_Problem requirements_.
Exclude any images and output the remaining records exactly.

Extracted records
☆ ☆ ☆ ☆ ☆ ☆ ☆

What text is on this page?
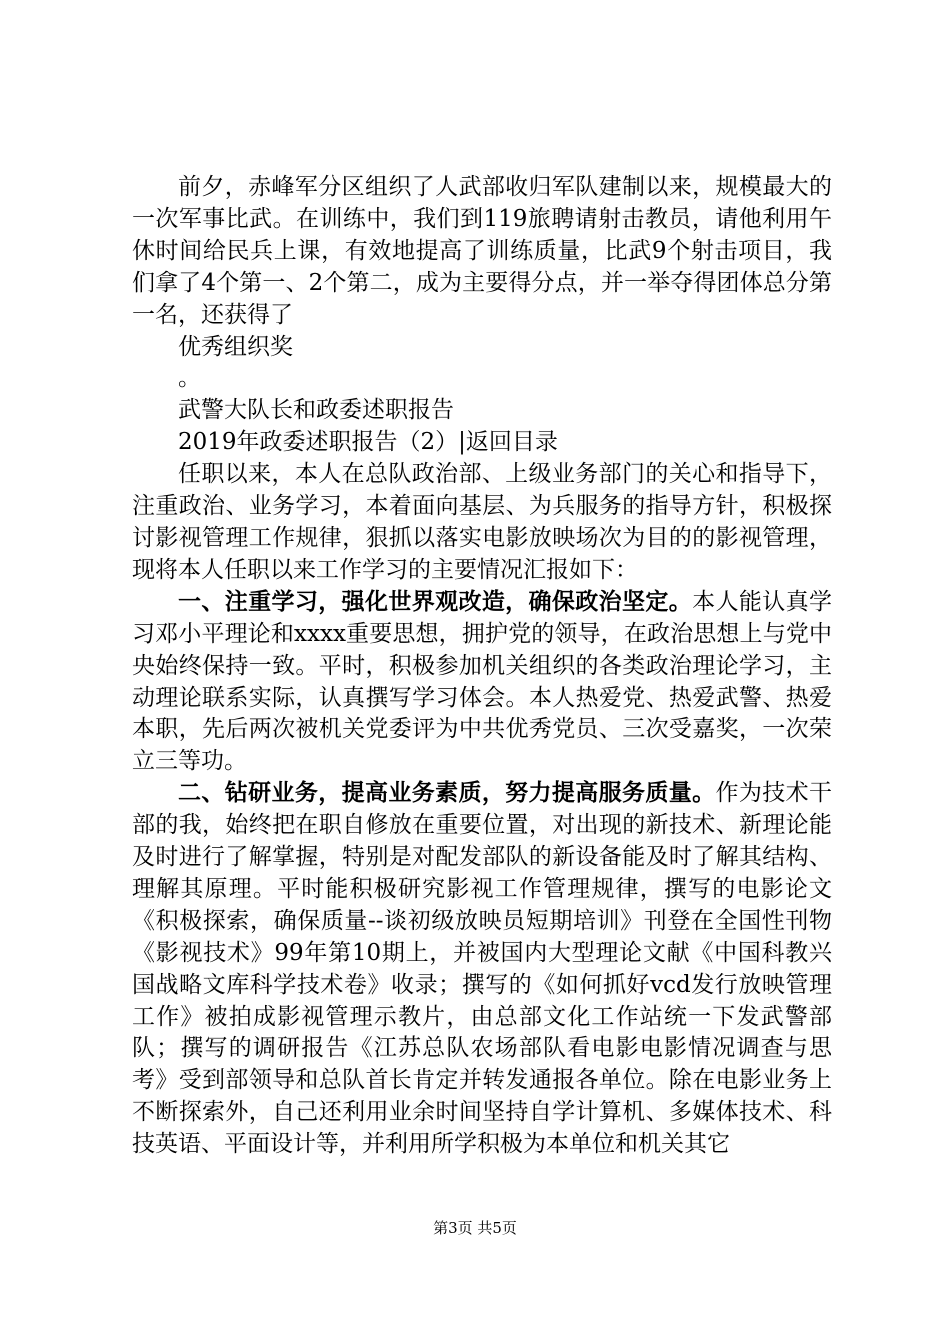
前夕，赤峰军分区组织了人武部收归军队建制以来，规模最大的一次军事比武。在训练中，我们到119旅聘请射击教员，请他利用午休时间给民兵上课，有效地提高了训练质量，比武9个射击项目，我们拿了4个第一、2个第二，成为主要得分点，并一举夺得团体总分第一名，还获得了

优秀组织奖

。

武警大队长和政委述职报告

2019年政委述职报告（2）|返回目录

任职以来，本人在总队政治部、上级业务部门的关心和指导下，注重政治、业务学习，本着面向基层、为兵服务的指导方针，积极探讨影视管理工作规律，狠抓以落实电影放映场次为目的的影视管理，现将本人任职以来工作学习的主要情况汇报如下：

一、注重学习，强化世界观改造，确保政治坚定。本人能认真学习邓小平理论和xxxx重要思想，拥护党的领导，在政治思想上与党中央始终保持一致。平时，积极参加机关组织的各类政治理论学习，主动理论联系实际，认真撰写学习体会。本人热爱党、热爱武警、热爱本职，先后两次被机关党委评为中共优秀党员、三次受嘉奖，一次荣立三等功。

二、钻研业务，提高业务素质，努力提高服务质量。作为技术干部的我，始终把在职自修放在重要位置，对出现的新技术、新理论能及时进行了解掌握，特别是对配发部队的新设备能及时了解其结构、理解其原理。平时能积极研究影视工作管理规律，撰写的电影论文《积极探索，确保质量--谈初级放映员短期培训》刊登在全国性刊物《影视技术》99年第10期上，并被国内大型理论文献《中国科教兴国战略文库科学技术卷》收录；撰写的《如何抓好vcd发行放映管理工作》被拍成影视管理示教片，由总部文化工作站统一下发武警部队；撰写的调研报告《江苏总队农场部队看电影电影情况调查与思考》受到部领导和总队首长肯定并转发通报各单位。除在电影业务上不断探索外，自己还利用业余时间坚持自学计算机、多媒体技术、科技英语、平面设计等，并利用所学积极为本单位和机关其它

第3页 共5页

☆ ☆ ☆ ☆ ☆ ☆ ☆

_Complete response_.
What text is on this page?
前夕，赤峰军分区组织了人武部收归军队建制以来，规模最大的一次军事比武。在训练中，我们到119旅聘请射击教员，请他利用午休时间给民兵上课，有效地提高了训练质量，比武9个射击项目，我们拿了4个第一、2个第二，成为主要得分点，并一举夺得团体总分第一名，还获得了

优秀组织奖

。

武警大队长和政委述职报告

2019年政委述职报告（2）|返回目录

任职以来，本人在总队政治部、上级业务部门的关心和指导下，注重政治、业务学习，本着面向基层、为兵服务的指导方针，积极探讨影视管理工作规律，狠抓以落实电影放映场次为目的的影视管理，现将本人任职以来工作学习的主要情况汇报如下：

一、注重学习，强化世界观改造，确保政治坚定。本人能认真学习邓小平理论和xxxx重要思想，拥护党的领导，在政治思想上与党中央始终保持一致。平时，积极参加机关组织的各类政治理论学习，主动理论联系实际，认真撰写学习体会。本人热爱党、热爱武警、热爱本职，先后两次被机关党委评为中共优秀党员、三次受嘉奖，一次荣立三等功。

二、钻研业务，提高业务素质，努力提高服务质量。作为技术干部的我，始终把在职自修放在重要位置，对出现的新技术、新理论能及时进行了解掌握，特别是对配发部队的新设备能及时了解其结构、理解其原理。平时能积极研究影视工作管理规律，撰写的电影论文《积极探索，确保质量--谈初级放映员短期培训》刊登在全国性刊物《影视技术》99年第10期上，并被国内大型理论文献《中国科教兴国战略文库科学技术卷》收录；撰写的《如何抓好vcd发行放映管理工作》被拍成影视管理示教片，由总部文化工作站统一下发武警部队；撰写的调研报告《江苏总队农场部队看电影电影情况调查与思考》受到部领导和总队首长肯定并转发通报各单位。除在电影业务上不断探索外，自己还利用业余时间坚持自学计算机、多媒体技术、科技英语、平面设计等，并利用所学积极为本单位和机关其它

第3页 共5页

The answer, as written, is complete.